> [Information given]
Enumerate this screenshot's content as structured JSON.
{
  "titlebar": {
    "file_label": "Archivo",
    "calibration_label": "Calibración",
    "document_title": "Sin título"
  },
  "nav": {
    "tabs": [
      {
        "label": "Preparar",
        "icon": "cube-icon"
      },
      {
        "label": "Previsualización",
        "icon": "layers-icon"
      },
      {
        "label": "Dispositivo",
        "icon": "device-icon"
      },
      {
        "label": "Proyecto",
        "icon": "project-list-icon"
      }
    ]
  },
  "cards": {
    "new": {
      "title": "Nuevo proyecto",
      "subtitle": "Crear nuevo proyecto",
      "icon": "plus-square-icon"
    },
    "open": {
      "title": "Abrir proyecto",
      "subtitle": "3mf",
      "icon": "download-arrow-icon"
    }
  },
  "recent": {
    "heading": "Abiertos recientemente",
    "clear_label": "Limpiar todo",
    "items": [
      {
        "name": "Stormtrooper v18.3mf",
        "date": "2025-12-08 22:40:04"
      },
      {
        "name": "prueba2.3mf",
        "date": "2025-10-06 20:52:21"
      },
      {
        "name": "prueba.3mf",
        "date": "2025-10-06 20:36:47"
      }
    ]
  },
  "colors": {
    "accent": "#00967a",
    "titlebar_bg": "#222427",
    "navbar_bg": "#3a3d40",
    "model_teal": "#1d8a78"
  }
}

> [Instructions to follow]
Copy the entries above exactly, leaving none out.

> [Solution to this problem]
Enumerate this screenshot's content as structured JSON.
{
  "titlebar": {
    "file_label": "Archivo",
    "calibration_label": "Calibración",
    "document_title": "Sin título"
  },
  "nav": {
    "tabs": [
      {
        "label": "Preparar",
        "icon": "cube-icon"
      },
      {
        "label": "Previsualización",
        "icon": "layers-icon"
      },
      {
        "label": "Dispositivo",
        "icon": "device-icon"
      },
      {
        "label": "Proyecto",
        "icon": "project-list-icon"
      }
    ]
  },
  "cards": {
    "new": {
      "title": "Nuevo proyecto",
      "subtitle": "Crear nuevo proyecto",
      "icon": "plus-square-icon"
    },
    "open": {
      "title": "Abrir proyecto",
      "subtitle": "3mf",
      "icon": "download-arrow-icon"
    }
  },
  "recent": {
    "heading": "Abiertos recientemente",
    "clear_label": "Limpiar todo",
    "items": [
      {
        "name": "Stormtrooper v18.3mf",
        "date": "2025-12-08 22:40:04"
      },
      {
        "name": "prueba2.3mf",
        "date": "2025-10-06 20:52:21"
      },
      {
        "name": "prueba.3mf",
        "date": "2025-10-06 20:36:47"
      }
    ]
  },
  "colors": {
    "accent": "#00967a",
    "titlebar_bg": "#222427",
    "navbar_bg": "#3a3d40",
    "model_teal": "#1d8a78"
  }
}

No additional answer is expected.